start
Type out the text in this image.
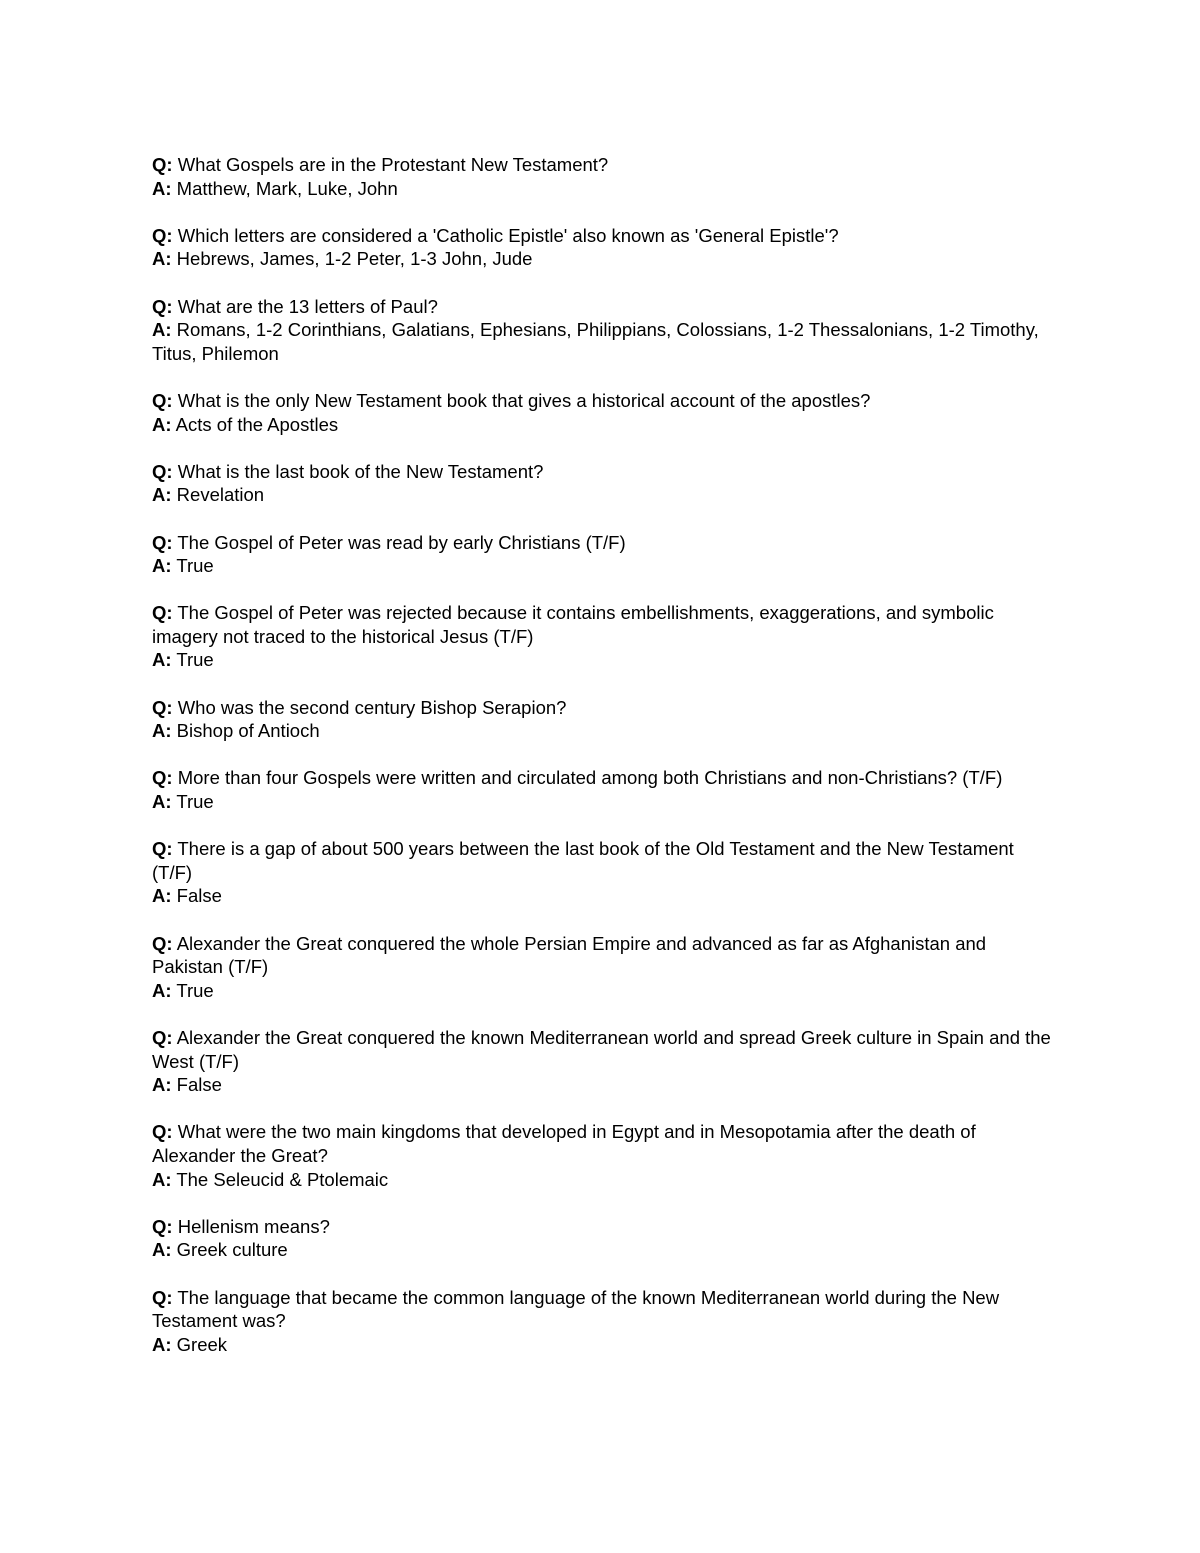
Q: What Gospels are in the Protestant New Testament?
A: Matthew, Mark, Luke, John
Q: Which letters are considered a 'Catholic Epistle' also known as 'General Epistle'?
A: Hebrews, James, 1-2 Peter, 1-3 John, Jude
Q: What are the 13 letters of Paul?
A: Romans, 1-2 Corinthians, Galatians, Ephesians, Philippians, Colossians, 1-2 Thessalonians, 1-2 Timothy, Titus, Philemon
Q: What is the only New Testament book that gives a historical account of the apostles?
A: Acts of the Apostles
Q: What is the last book of the New Testament?
A: Revelation
Q: The Gospel of Peter was read by early Christians (T/F)
A: True
Q: The Gospel of Peter was rejected because it contains embellishments, exaggerations, and symbolic imagery not traced to the historical Jesus (T/F)
A: True
Q: Who was the second century Bishop Serapion?
A: Bishop of Antioch
Q: More than four Gospels were written and circulated among both Christians and non-Christians? (T/F)
A: True
Q: There is a gap of about 500 years between the last book of the Old Testament and the New Testament (T/F)
A: False
Q: Alexander the Great conquered the whole Persian Empire and advanced as far as Afghanistan and Pakistan (T/F)
A: True
Q: Alexander the Great conquered the known Mediterranean world and spread Greek culture in Spain and the West (T/F)
A: False
Q: What were the two main kingdoms that developed in Egypt and in Mesopotamia after the death of Alexander the Great?
A: The Seleucid & Ptolemaic
Q: Hellenism means?
A: Greek culture
Q: The language that became the common language of the known Mediterranean world during the New Testament was?
A: Greek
end
**WHAT IS BEING ASKED:** Print each record exactly as it stands, leaving the images out.

**RIGHT ANSWER:**
Type out the text in this image.
Q: What Gospels are in the Protestant New Testament?
A: Matthew, Mark, Luke, John
Q: Which letters are considered a 'Catholic Epistle' also known as 'General Epistle'?
A: Hebrews, James, 1-2 Peter, 1-3 John, Jude
Q: What are the 13 letters of Paul?
A: Romans, 1-2 Corinthians, Galatians, Ephesians, Philippians, Colossians, 1-2 Thessalonians, 1-2 Timothy, Titus, Philemon
Q: What is the only New Testament book that gives a historical account of the apostles?
A: Acts of the Apostles
Q: What is the last book of the New Testament?
A: Revelation
Q: The Gospel of Peter was read by early Christians (T/F)
A: True
Q: The Gospel of Peter was rejected because it contains embellishments, exaggerations, and symbolic imagery not traced to the historical Jesus (T/F)
A: True
Q: Who was the second century Bishop Serapion?
A: Bishop of Antioch
Q: More than four Gospels were written and circulated among both Christians and non-Christians? (T/F)
A: True
Q: There is a gap of about 500 years between the last book of the Old Testament and the New Testament (T/F)
A: False
Q: Alexander the Great conquered the whole Persian Empire and advanced as far as Afghanistan and Pakistan (T/F)
A: True
Q: Alexander the Great conquered the known Mediterranean world and spread Greek culture in Spain and the West (T/F)
A: False
Q: What were the two main kingdoms that developed in Egypt and in Mesopotamia after the death of Alexander the Great?
A: The Seleucid & Ptolemaic
Q: Hellenism means?
A: Greek culture
Q: The language that became the common language of the known Mediterranean world during the New Testament was?
A: Greek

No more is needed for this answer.